:: Given data ::
- - - - -

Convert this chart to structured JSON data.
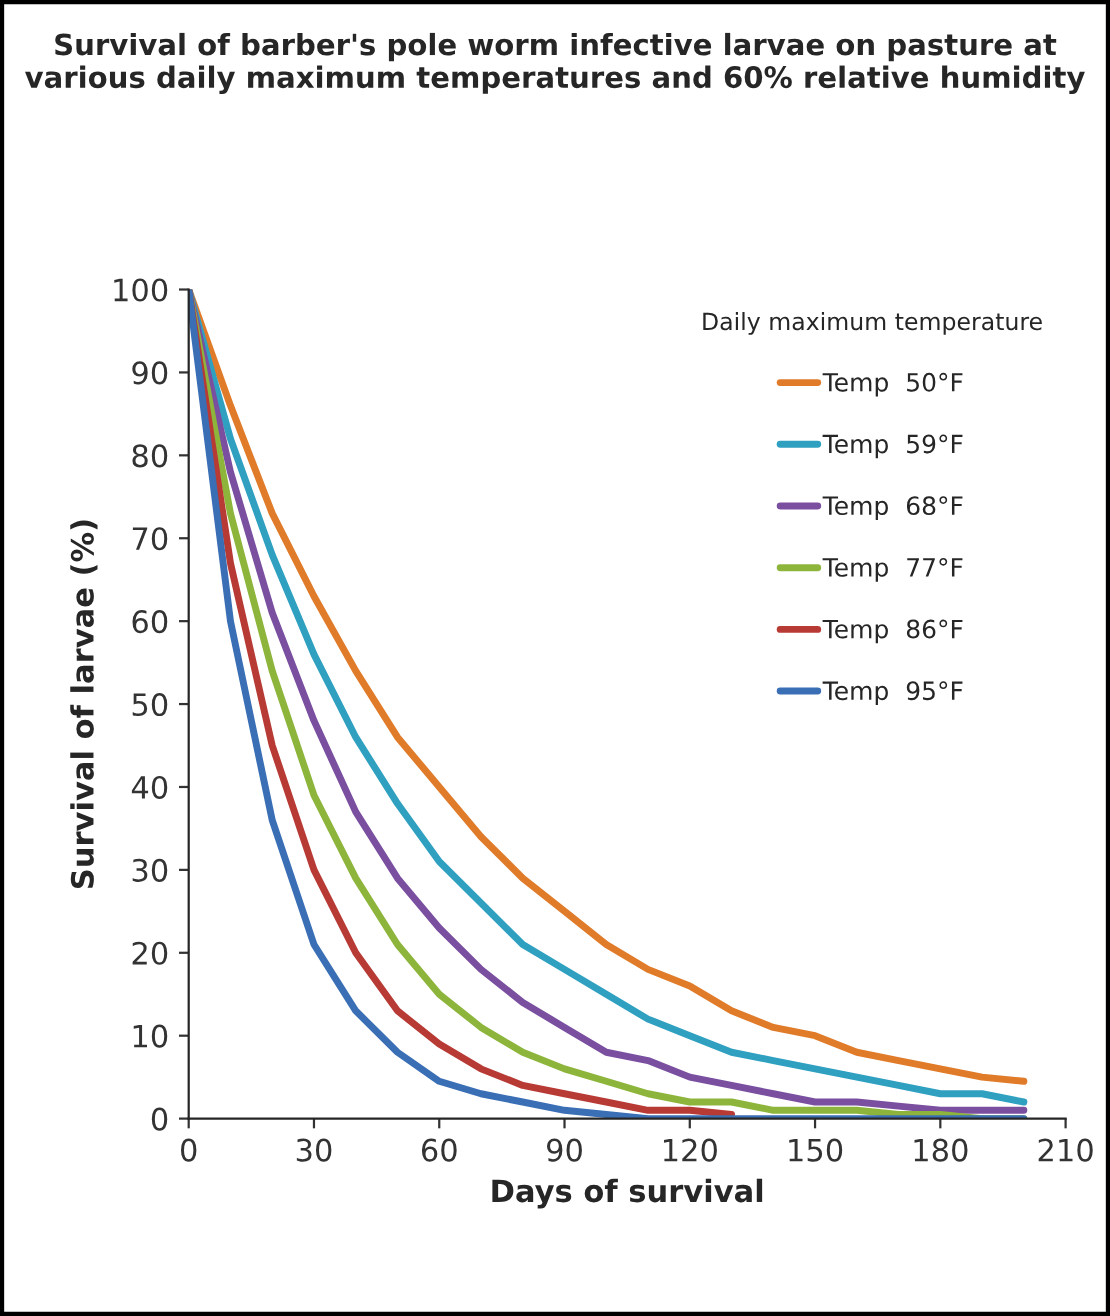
{
  "chart_data": {
    "type": "line",
    "title": "Survival of barber's pole worm infective larvae on pasture at various daily maximum temperatures and 60% relative humidity",
    "xlabel": "Days of survival",
    "ylabel": "Survival of larvae (%)",
    "legend_title": "Daily maximum temperature",
    "x": [
      0,
      10,
      20,
      30,
      40,
      50,
      60,
      70,
      80,
      90,
      100,
      110,
      120,
      130,
      140,
      150,
      160,
      170,
      180,
      190,
      200
    ],
    "series": [
      {
        "name": "Temp  50°F",
        "color": "#e07b2a",
        "values": [
          100,
          86,
          73,
          63,
          54,
          46,
          40,
          34,
          29,
          25,
          21,
          18,
          16,
          13,
          11,
          10,
          8,
          7,
          6,
          5,
          4.5
        ]
      },
      {
        "name": "Temp  59°F",
        "color": "#2fa0c0",
        "values": [
          100,
          82,
          68,
          56,
          46,
          38,
          31,
          26,
          21,
          18,
          15,
          12,
          10,
          8,
          7,
          6,
          5,
          4,
          3,
          3,
          2
        ]
      },
      {
        "name": "Temp  68°F",
        "color": "#7a4fa0",
        "values": [
          100,
          78,
          61,
          48,
          37,
          29,
          23,
          18,
          14,
          11,
          8,
          7,
          5,
          4,
          3,
          2,
          2,
          1.5,
          1,
          1,
          1
        ]
      },
      {
        "name": "Temp  77°F",
        "color": "#8db53c",
        "values": [
          100,
          73,
          54,
          39,
          29,
          21,
          15,
          11,
          8,
          6,
          4.5,
          3,
          2,
          2,
          1,
          1,
          1,
          0.5,
          0.5,
          0,
          0
        ]
      },
      {
        "name": "Temp  86°F",
        "color": "#b83a35",
        "values": [
          100,
          67,
          45,
          30,
          20,
          13,
          9,
          6,
          4,
          3,
          2,
          1,
          1,
          0.5,
          null,
          null,
          null,
          null,
          null,
          null,
          null
        ]
      },
      {
        "name": "Temp  95°F",
        "color": "#3a6fb5",
        "values": [
          100,
          60,
          36,
          21,
          13,
          8,
          4.5,
          3,
          2,
          1,
          0.5,
          0,
          0,
          0,
          0,
          0,
          0,
          0,
          0,
          0,
          0
        ]
      }
    ],
    "xlim": [
      0,
      210
    ],
    "xticks": [
      0,
      30,
      60,
      90,
      120,
      150,
      180,
      210
    ],
    "ylim": [
      0,
      100
    ],
    "yticks": [
      0,
      10,
      20,
      30,
      40,
      50,
      60,
      70,
      80,
      90,
      100
    ],
    "grid": false,
    "legend": "top right",
    "marker": "none",
    "line_style": "solid"
  }
}
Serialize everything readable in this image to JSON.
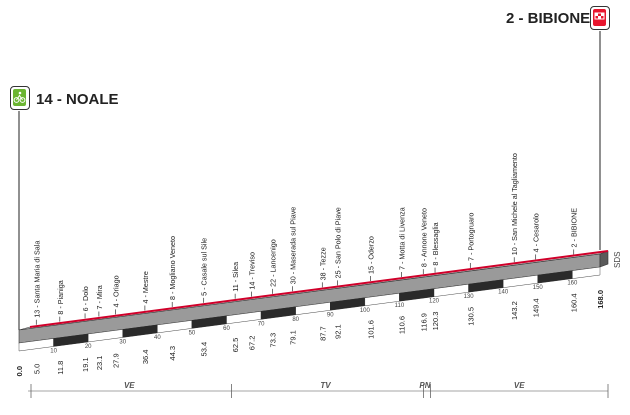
{
  "start": {
    "label": "14 - NOALE",
    "badge": "START"
  },
  "finish": {
    "label": "2 - BIBIONE",
    "badge": "FINISH"
  },
  "side_label": "SDS",
  "total_km_label": "168.0",
  "colors": {
    "profile_fill": "#9a9a9a",
    "profile_dark": "#3a3a3a",
    "road_red": "#d0002a",
    "start_green": "#6bb531",
    "finish_red": "#e8162e"
  },
  "places": [
    {
      "km": 5.0,
      "name": "13 - Santa Maria di Sala"
    },
    {
      "km": 11.8,
      "name": "8 - Pianiga"
    },
    {
      "km": 19.1,
      "name": "6 - Dolo"
    },
    {
      "km": 23.1,
      "name": "7 - Mira"
    },
    {
      "km": 27.9,
      "name": "4 - Oriago"
    },
    {
      "km": 36.4,
      "name": "4 - Mestre"
    },
    {
      "km": 44.3,
      "name": "8 - Mogliano Veneto"
    },
    {
      "km": 53.4,
      "name": "5 - Casale sul Sile"
    },
    {
      "km": 62.5,
      "name": "11 - Silea"
    },
    {
      "km": 67.2,
      "name": "14 - Treviso"
    },
    {
      "km": 73.3,
      "name": "22 - Lancenigo"
    },
    {
      "km": 79.1,
      "name": "30 - Maserada sul Piave"
    },
    {
      "km": 87.7,
      "name": "38 - Tezze"
    },
    {
      "km": 92.1,
      "name": "25 - San Polo di Piave"
    },
    {
      "km": 101.6,
      "name": "15 - Oderzo"
    },
    {
      "km": 110.6,
      "name": "7 - Motta di Livenza"
    },
    {
      "km": 116.9,
      "name": "8 - Annone Veneto"
    },
    {
      "km": 120.3,
      "name": "8 - Blessaglia"
    },
    {
      "km": 130.5,
      "name": "7 - Portogruaro"
    },
    {
      "km": 143.2,
      "name": "10 - San Michele al Tagliamento"
    },
    {
      "km": 149.4,
      "name": "4 - Cesarolo"
    },
    {
      "km": 160.4,
      "name": "2 - BIBIONE"
    }
  ],
  "km_labels": [
    "0.0",
    "5.0",
    "11.8",
    "19.1",
    "23.1",
    "27.9",
    "36.4",
    "44.3",
    "53.4",
    "62.5",
    "67.2",
    "73.3",
    "79.1",
    "87.7",
    "92.1",
    "101.6",
    "110.6",
    "116.9",
    "120.3",
    "130.5",
    "143.2",
    "149.4",
    "160.4",
    "168.0"
  ],
  "scale_ticks": [
    "10",
    "20",
    "30",
    "40",
    "50",
    "60",
    "70",
    "80",
    "90",
    "100",
    "110",
    "120",
    "130",
    "140",
    "150",
    "160"
  ],
  "provinces": [
    {
      "code": "VE",
      "from_km": 0,
      "to_km": 58
    },
    {
      "code": "TV",
      "from_km": 58,
      "to_km": 113.5
    },
    {
      "code": "PN",
      "from_km": 113.5,
      "to_km": 115.5
    },
    {
      "code": "VE",
      "from_km": 115.5,
      "to_km": 168
    }
  ]
}
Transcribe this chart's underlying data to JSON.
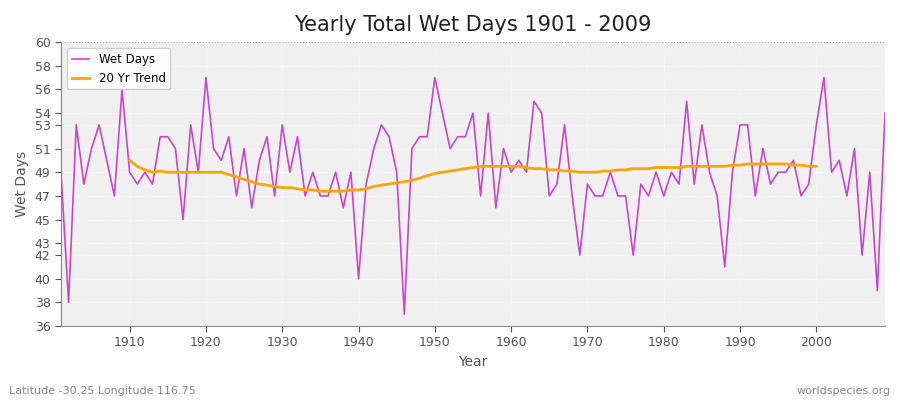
{
  "title": "Yearly Total Wet Days 1901 - 2009",
  "xlabel": "Year",
  "ylabel": "Wet Days",
  "subtitle": "Latitude -30.25 Longitude 116.75",
  "watermark": "worldspecies.org",
  "years": [
    1901,
    1902,
    1903,
    1904,
    1905,
    1906,
    1907,
    1908,
    1909,
    1910,
    1911,
    1912,
    1913,
    1914,
    1915,
    1916,
    1917,
    1918,
    1919,
    1920,
    1921,
    1922,
    1923,
    1924,
    1925,
    1926,
    1927,
    1928,
    1929,
    1930,
    1931,
    1932,
    1933,
    1934,
    1935,
    1936,
    1937,
    1938,
    1939,
    1940,
    1941,
    1942,
    1943,
    1944,
    1945,
    1946,
    1947,
    1948,
    1949,
    1950,
    1951,
    1952,
    1953,
    1954,
    1955,
    1956,
    1957,
    1958,
    1959,
    1960,
    1961,
    1962,
    1963,
    1964,
    1965,
    1966,
    1967,
    1968,
    1969,
    1970,
    1971,
    1972,
    1973,
    1974,
    1975,
    1976,
    1977,
    1978,
    1979,
    1980,
    1981,
    1982,
    1983,
    1984,
    1985,
    1986,
    1987,
    1988,
    1989,
    1990,
    1991,
    1992,
    1993,
    1994,
    1995,
    1996,
    1997,
    1998,
    1999,
    2000,
    2001,
    2002,
    2003,
    2004,
    2005,
    2006,
    2007,
    2008,
    2009
  ],
  "wet_days": [
    49,
    38,
    53,
    48,
    51,
    53,
    50,
    47,
    56,
    49,
    48,
    49,
    48,
    52,
    52,
    51,
    45,
    53,
    49,
    57,
    51,
    50,
    52,
    47,
    51,
    46,
    50,
    52,
    47,
    53,
    49,
    52,
    47,
    49,
    47,
    47,
    49,
    46,
    49,
    40,
    48,
    51,
    53,
    52,
    49,
    37,
    51,
    52,
    52,
    57,
    54,
    51,
    52,
    52,
    54,
    47,
    54,
    46,
    51,
    49,
    50,
    49,
    55,
    54,
    47,
    48,
    53,
    47,
    42,
    48,
    47,
    47,
    49,
    47,
    47,
    42,
    48,
    47,
    49,
    47,
    49,
    48,
    55,
    48,
    53,
    49,
    47,
    41,
    49,
    53,
    53,
    47,
    51,
    48,
    49,
    49,
    50,
    47,
    48,
    53,
    57,
    49,
    50,
    47,
    51,
    42,
    49,
    39,
    54
  ],
  "trend_years": [
    1910,
    1911,
    1912,
    1913,
    1914,
    1915,
    1916,
    1917,
    1918,
    1919,
    1920,
    1921,
    1922,
    1923,
    1924,
    1925,
    1926,
    1927,
    1928,
    1929,
    1930,
    1931,
    1932,
    1933,
    1934,
    1935,
    1936,
    1937,
    1938,
    1939,
    1940,
    1941,
    1942,
    1943,
    1944,
    1945,
    1946,
    1947,
    1948,
    1949,
    1950,
    1951,
    1952,
    1953,
    1954,
    1955,
    1956,
    1957,
    1958,
    1959,
    1960,
    1961,
    1962,
    1963,
    1964,
    1965,
    1966,
    1967,
    1968,
    1969,
    1970,
    1971,
    1972,
    1973,
    1974,
    1975,
    1976,
    1977,
    1978,
    1979,
    1980,
    1981,
    1982,
    1983,
    1984,
    1985,
    1986,
    1987,
    1988,
    1989,
    1990,
    1991,
    1992,
    1993,
    1994,
    1995,
    1996,
    1997,
    1998,
    1999,
    2000
  ],
  "trend_values": [
    50.0,
    49.5,
    49.2,
    49.0,
    49.1,
    49.0,
    49.0,
    49.0,
    49.0,
    49.0,
    49.0,
    49.0,
    49.0,
    48.8,
    48.6,
    48.4,
    48.2,
    48.0,
    47.9,
    47.8,
    47.7,
    47.7,
    47.6,
    47.5,
    47.5,
    47.4,
    47.4,
    47.4,
    47.4,
    47.5,
    47.5,
    47.6,
    47.8,
    47.9,
    48.0,
    48.1,
    48.2,
    48.3,
    48.5,
    48.7,
    48.9,
    49.0,
    49.1,
    49.2,
    49.3,
    49.4,
    49.5,
    49.5,
    49.5,
    49.5,
    49.5,
    49.5,
    49.4,
    49.3,
    49.3,
    49.2,
    49.2,
    49.1,
    49.1,
    49.0,
    49.0,
    49.0,
    49.1,
    49.1,
    49.2,
    49.2,
    49.3,
    49.3,
    49.3,
    49.4,
    49.4,
    49.4,
    49.4,
    49.5,
    49.5,
    49.5,
    49.5,
    49.5,
    49.5,
    49.6,
    49.6,
    49.7,
    49.7,
    49.7,
    49.7,
    49.7,
    49.7,
    49.6,
    49.6,
    49.5,
    49.5
  ],
  "wet_days_color": "#cc44cc",
  "trend_color": "#ffa500",
  "fig_bg_color": "#ffffff",
  "plot_bg_color": "#f0f0f0",
  "grid_color": "#ffffff",
  "ylim": [
    36,
    60
  ],
  "yticks": [
    36,
    38,
    40,
    42,
    43,
    45,
    47,
    49,
    51,
    53,
    54,
    56,
    58,
    60
  ],
  "xticks": [
    1910,
    1920,
    1930,
    1940,
    1950,
    1960,
    1970,
    1980,
    1990,
    2000
  ],
  "title_fontsize": 15,
  "label_fontsize": 10,
  "tick_fontsize": 9
}
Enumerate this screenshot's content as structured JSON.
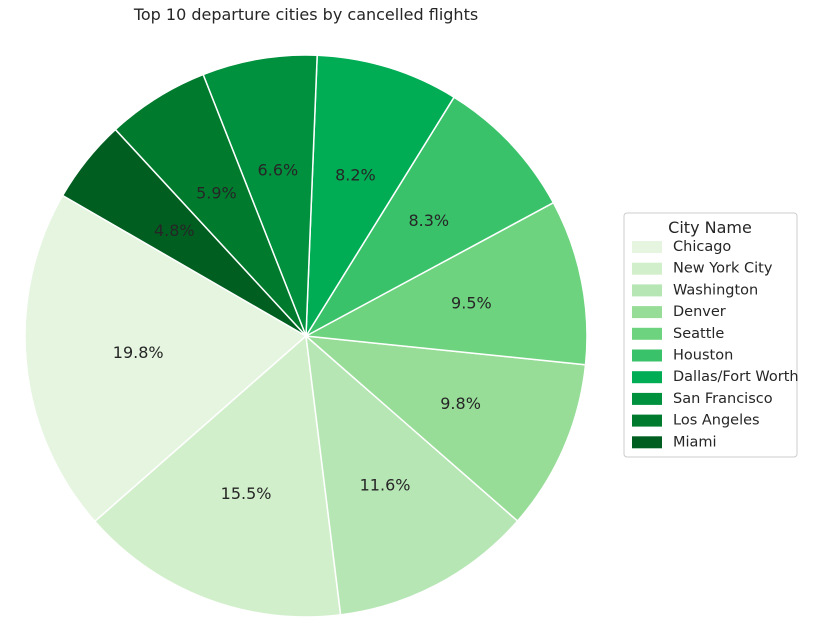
{
  "chart_data": {
    "type": "pie",
    "title": "Top 10 departure cities by cancelled flights",
    "legend": {
      "title": "City Name",
      "placement": "center-right"
    },
    "slices": [
      {
        "label": "Chicago",
        "value": 19.8,
        "pct_label": "19.8%",
        "color": "#e5f5e0"
      },
      {
        "label": "New York City",
        "value": 15.5,
        "pct_label": "15.5%",
        "color": "#d2efcb"
      },
      {
        "label": "Washington",
        "value": 11.6,
        "pct_label": "11.6%",
        "color": "#b7e6b5"
      },
      {
        "label": "Denver",
        "value": 9.8,
        "pct_label": "9.8%",
        "color": "#97dd98"
      },
      {
        "label": "Seattle",
        "value": 9.5,
        "pct_label": "9.5%",
        "color": "#6dd37f"
      },
      {
        "label": "Houston",
        "value": 8.3,
        "pct_label": "8.3%",
        "color": "#3ac26a"
      },
      {
        "label": "Dallas/Fort Worth",
        "value": 8.2,
        "pct_label": "8.2%",
        "color": "#00ad54"
      },
      {
        "label": "San Francisco",
        "value": 6.6,
        "pct_label": "6.6%",
        "color": "#00913e"
      },
      {
        "label": "Los Angeles",
        "value": 5.9,
        "pct_label": "5.9%",
        "color": "#007b2e"
      },
      {
        "label": "Miami",
        "value": 4.8,
        "pct_label": "4.8%",
        "color": "#005f20"
      }
    ],
    "start_angle_deg": 150,
    "direction": "counterclockwise"
  }
}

- - - - -

:: Directive ::
In the entries above, find every line holding the word "ffffff" and copy it out.

:: Answer to the problem ::
  "fig_bg_color": "#ffffff",
  "grid_color": "#ffffff",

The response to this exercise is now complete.